_Exercise aim:_ Take every line from the listing below that contains "previous".

====== Data shown

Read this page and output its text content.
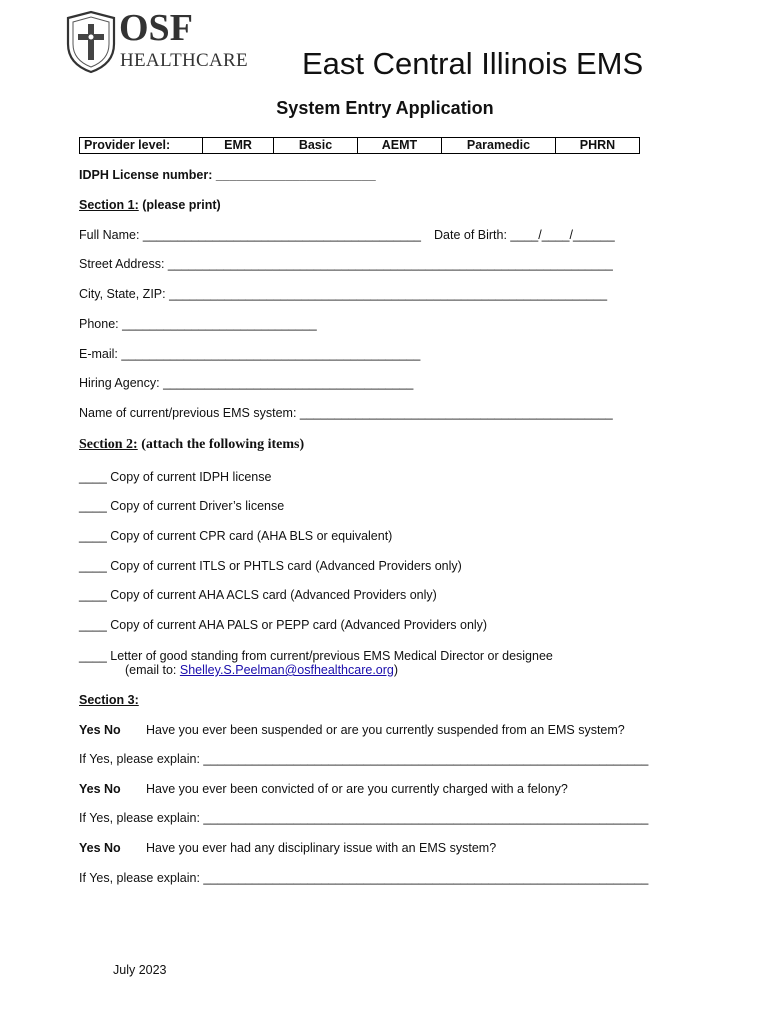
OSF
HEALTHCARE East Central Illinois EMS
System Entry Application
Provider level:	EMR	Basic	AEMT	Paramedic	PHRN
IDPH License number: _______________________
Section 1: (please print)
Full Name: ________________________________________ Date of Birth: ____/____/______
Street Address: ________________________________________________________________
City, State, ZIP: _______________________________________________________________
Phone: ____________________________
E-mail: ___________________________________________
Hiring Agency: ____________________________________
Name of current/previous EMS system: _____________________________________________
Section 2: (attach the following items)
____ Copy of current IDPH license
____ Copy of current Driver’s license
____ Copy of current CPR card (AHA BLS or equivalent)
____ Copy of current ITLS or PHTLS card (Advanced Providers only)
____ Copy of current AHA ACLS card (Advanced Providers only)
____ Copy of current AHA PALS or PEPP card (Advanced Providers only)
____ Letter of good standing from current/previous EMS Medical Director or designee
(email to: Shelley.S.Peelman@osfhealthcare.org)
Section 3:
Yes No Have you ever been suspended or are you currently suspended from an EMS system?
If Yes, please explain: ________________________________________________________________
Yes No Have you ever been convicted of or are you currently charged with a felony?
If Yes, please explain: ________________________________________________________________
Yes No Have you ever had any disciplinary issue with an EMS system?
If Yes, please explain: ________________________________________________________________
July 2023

============

_Exercise solution:_
Name of current/previous EMS system: _____________________________________________
____ Letter of good standing from current/previous EMS Medical Director or designee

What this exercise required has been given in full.